DATA TO PROCESS
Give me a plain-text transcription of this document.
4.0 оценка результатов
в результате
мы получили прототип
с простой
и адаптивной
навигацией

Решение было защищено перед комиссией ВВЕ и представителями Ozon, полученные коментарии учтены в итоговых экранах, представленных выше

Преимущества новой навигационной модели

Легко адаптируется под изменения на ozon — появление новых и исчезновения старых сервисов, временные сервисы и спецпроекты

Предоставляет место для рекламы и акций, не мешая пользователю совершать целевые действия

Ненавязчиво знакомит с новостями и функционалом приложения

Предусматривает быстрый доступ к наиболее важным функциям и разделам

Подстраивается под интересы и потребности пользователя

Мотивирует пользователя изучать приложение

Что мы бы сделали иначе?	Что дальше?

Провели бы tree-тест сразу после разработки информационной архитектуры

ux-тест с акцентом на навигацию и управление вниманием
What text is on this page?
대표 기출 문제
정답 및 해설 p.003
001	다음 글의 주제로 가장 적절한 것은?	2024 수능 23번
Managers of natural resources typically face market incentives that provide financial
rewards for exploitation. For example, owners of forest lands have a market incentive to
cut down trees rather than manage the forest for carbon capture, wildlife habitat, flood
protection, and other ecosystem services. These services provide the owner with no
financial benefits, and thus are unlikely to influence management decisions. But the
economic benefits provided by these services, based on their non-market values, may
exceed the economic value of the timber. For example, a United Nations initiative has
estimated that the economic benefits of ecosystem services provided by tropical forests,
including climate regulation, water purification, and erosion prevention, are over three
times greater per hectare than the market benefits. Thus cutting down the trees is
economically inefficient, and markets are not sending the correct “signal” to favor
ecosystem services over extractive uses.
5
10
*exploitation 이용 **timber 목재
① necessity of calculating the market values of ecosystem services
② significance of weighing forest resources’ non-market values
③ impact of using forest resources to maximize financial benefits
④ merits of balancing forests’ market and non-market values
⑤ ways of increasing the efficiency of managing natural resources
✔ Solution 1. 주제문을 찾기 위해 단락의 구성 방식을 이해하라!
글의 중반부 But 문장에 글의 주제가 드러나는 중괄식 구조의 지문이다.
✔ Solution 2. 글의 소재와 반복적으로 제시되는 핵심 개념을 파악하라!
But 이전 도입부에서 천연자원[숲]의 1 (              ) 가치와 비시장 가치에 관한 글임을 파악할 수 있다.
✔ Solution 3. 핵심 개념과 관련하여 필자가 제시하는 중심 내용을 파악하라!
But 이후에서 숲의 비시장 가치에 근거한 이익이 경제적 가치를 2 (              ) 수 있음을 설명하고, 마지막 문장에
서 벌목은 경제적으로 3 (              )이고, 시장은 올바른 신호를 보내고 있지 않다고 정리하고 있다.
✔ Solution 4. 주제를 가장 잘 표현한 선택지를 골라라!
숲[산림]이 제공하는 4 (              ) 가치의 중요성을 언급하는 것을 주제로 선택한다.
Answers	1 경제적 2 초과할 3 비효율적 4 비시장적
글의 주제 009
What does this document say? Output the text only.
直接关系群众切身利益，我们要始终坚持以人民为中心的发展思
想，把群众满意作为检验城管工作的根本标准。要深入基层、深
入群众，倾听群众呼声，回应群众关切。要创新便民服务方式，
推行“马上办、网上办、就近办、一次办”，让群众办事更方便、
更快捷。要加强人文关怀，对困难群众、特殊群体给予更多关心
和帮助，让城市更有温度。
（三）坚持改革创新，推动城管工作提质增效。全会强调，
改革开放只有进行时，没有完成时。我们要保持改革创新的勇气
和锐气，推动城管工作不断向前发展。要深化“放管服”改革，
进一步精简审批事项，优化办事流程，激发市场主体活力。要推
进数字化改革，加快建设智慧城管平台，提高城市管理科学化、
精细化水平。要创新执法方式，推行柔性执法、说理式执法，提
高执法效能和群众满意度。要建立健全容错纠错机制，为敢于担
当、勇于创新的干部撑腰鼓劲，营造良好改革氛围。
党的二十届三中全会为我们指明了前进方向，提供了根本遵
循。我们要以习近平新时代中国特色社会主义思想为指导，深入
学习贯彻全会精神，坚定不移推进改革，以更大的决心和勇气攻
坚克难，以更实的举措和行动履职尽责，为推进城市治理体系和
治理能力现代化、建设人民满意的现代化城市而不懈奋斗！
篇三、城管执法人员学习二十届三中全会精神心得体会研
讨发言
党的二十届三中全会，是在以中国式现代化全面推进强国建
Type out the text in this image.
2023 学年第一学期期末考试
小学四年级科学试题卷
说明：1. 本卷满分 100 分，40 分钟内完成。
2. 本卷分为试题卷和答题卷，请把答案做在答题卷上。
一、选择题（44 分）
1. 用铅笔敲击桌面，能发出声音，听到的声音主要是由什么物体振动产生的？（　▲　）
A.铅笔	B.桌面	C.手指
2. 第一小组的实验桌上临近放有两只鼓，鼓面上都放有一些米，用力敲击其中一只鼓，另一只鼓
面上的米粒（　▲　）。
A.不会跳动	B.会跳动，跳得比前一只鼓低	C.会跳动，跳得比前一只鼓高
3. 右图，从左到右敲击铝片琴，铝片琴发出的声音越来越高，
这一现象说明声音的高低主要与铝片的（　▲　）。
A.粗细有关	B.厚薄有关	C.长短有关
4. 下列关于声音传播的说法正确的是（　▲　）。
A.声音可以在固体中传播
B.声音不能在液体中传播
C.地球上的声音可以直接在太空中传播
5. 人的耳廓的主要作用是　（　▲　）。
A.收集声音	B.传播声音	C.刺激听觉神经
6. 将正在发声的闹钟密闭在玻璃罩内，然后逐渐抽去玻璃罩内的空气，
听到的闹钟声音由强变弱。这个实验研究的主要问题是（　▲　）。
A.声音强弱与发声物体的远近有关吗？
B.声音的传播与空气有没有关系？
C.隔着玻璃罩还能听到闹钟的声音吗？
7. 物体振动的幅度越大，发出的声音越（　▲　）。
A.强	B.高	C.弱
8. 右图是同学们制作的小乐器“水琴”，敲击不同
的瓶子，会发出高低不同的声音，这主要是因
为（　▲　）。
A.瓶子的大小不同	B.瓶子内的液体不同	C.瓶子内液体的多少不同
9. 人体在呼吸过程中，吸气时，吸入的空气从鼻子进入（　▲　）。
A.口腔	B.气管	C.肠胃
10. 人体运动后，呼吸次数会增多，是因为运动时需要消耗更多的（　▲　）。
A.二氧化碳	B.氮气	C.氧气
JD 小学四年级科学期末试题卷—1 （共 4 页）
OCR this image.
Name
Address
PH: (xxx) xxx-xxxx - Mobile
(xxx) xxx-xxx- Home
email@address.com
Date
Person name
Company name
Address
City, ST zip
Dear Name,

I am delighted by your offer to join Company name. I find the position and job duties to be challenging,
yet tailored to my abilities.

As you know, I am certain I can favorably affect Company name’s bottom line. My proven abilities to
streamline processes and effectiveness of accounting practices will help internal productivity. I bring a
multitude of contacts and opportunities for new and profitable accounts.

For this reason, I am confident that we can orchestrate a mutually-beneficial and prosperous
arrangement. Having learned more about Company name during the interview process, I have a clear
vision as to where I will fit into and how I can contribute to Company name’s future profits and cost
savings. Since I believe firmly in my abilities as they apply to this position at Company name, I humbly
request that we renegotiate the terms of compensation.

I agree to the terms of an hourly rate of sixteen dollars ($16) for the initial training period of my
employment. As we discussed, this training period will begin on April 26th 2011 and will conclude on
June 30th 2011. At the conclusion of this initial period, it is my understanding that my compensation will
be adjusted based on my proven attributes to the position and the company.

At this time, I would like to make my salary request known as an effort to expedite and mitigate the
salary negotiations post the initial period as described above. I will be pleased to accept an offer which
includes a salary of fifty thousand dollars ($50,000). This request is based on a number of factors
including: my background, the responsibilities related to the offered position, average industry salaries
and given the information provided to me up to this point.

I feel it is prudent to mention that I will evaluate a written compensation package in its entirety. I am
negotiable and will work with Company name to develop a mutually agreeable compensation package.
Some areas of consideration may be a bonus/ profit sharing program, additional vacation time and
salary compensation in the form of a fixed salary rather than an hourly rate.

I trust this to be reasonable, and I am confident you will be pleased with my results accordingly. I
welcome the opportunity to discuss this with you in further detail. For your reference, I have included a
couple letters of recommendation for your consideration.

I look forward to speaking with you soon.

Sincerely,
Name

TASK PROMPT
In the entries above, identify each line that includes the string "exploitation", then copy it.

SOLUTION TO THIS TASK
rewards for exploitation. For example, owners of forest lands have a market incentive to
*exploitation 이용 **timber 목재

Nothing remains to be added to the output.